**The task**
From the records, pick out and copy each line containing "chevron".

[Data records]
-----
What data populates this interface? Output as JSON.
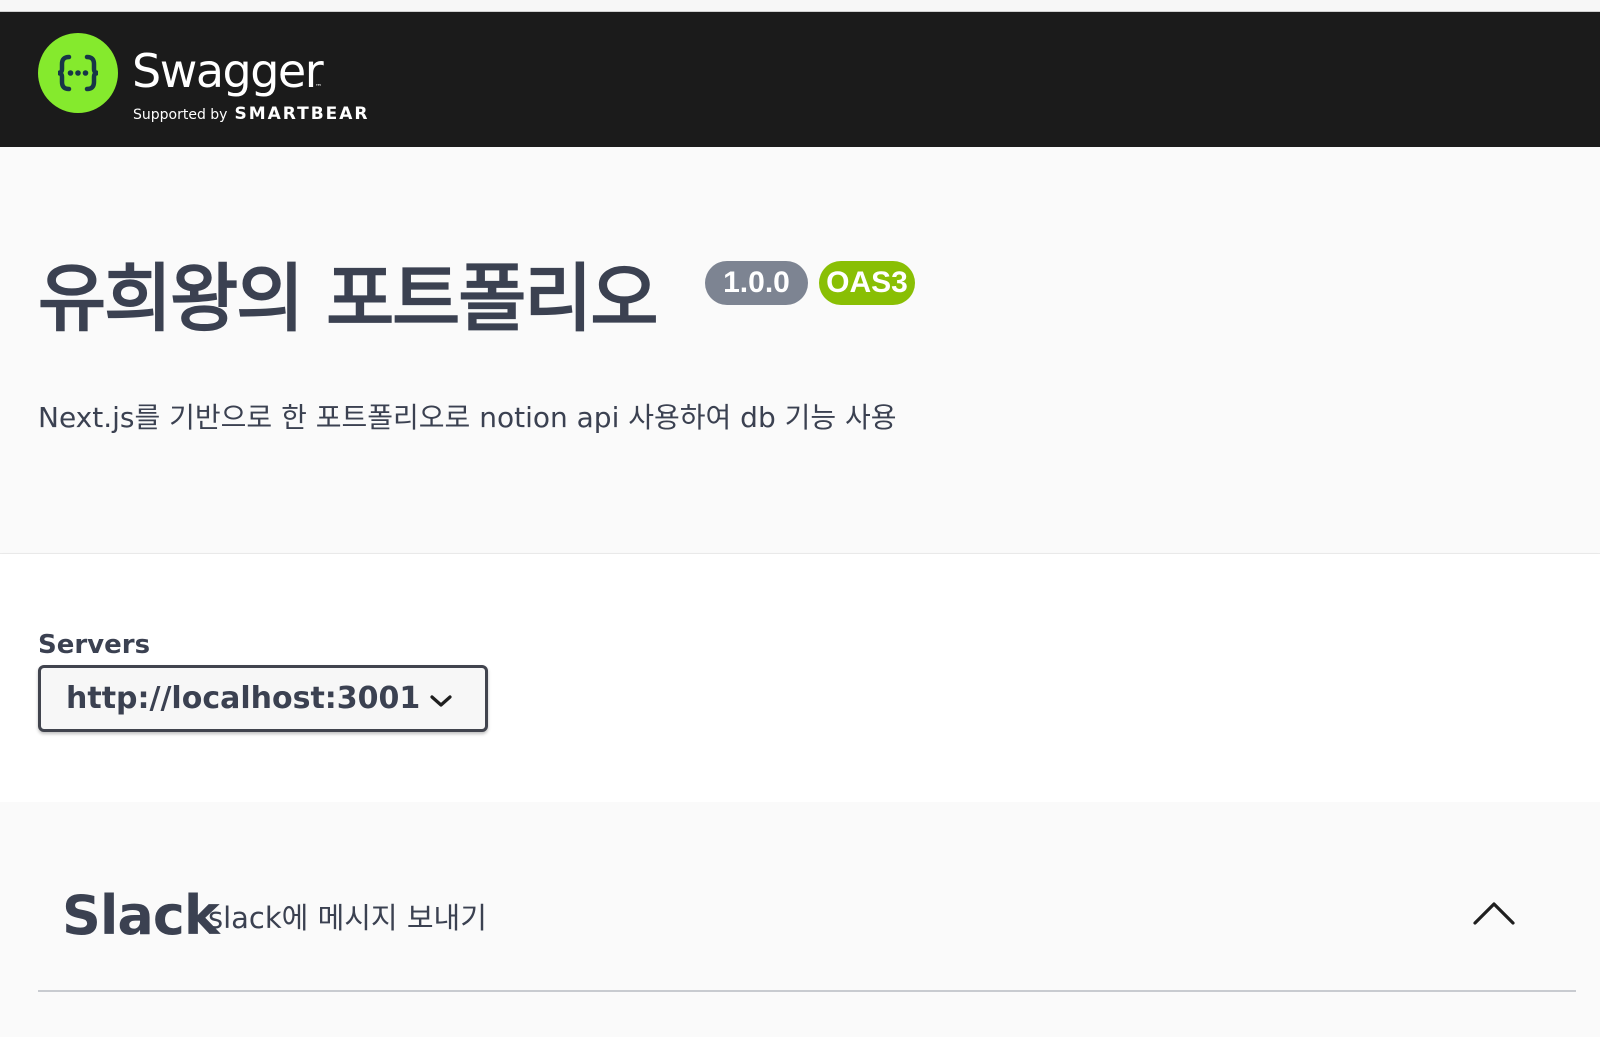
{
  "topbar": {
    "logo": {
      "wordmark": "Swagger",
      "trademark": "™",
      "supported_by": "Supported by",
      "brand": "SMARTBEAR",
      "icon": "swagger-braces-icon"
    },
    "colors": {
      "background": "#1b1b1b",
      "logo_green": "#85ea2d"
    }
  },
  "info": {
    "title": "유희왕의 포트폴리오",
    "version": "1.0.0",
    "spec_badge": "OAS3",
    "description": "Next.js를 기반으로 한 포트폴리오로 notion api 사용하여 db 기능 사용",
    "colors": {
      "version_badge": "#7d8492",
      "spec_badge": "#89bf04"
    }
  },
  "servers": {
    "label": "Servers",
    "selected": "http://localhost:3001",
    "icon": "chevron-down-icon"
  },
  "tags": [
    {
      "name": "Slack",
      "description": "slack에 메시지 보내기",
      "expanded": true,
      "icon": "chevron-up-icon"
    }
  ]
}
-----
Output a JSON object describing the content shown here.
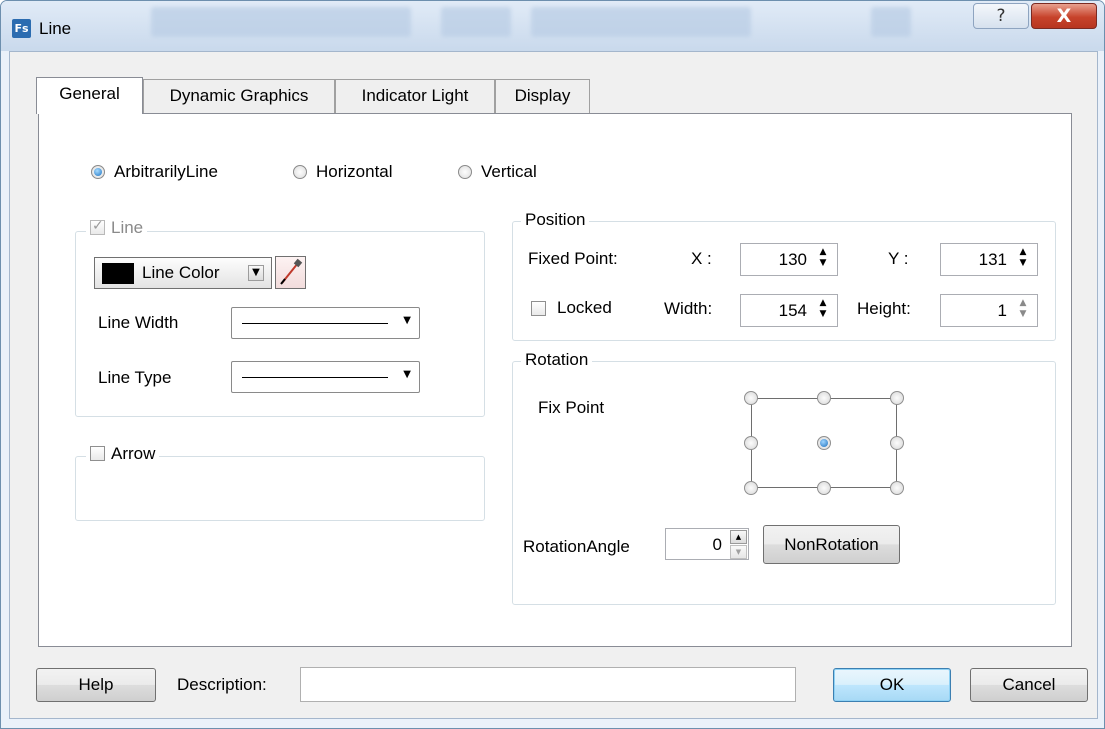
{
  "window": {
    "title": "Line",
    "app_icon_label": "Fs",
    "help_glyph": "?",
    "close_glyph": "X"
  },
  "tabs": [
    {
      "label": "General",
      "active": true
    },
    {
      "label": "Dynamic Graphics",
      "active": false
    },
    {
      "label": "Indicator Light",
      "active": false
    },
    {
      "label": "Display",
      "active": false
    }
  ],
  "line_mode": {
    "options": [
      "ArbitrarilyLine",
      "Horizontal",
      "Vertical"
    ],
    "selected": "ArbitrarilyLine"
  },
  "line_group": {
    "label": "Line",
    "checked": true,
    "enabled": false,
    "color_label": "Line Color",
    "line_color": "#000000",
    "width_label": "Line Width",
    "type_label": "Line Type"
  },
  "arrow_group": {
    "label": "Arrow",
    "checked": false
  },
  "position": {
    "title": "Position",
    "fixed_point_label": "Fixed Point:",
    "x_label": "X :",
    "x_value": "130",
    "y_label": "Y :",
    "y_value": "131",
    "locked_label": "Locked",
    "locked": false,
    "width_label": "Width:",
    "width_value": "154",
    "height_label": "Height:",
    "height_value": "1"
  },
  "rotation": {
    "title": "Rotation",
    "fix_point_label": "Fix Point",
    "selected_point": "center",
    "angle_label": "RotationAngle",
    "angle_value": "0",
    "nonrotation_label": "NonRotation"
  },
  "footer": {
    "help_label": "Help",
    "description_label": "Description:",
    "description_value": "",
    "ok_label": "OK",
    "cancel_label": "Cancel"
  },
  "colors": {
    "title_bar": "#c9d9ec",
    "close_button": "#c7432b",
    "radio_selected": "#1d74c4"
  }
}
-----
**Solution below**
    "icon": "chevron-down-icon"
      "icon": "chevron-up-icon"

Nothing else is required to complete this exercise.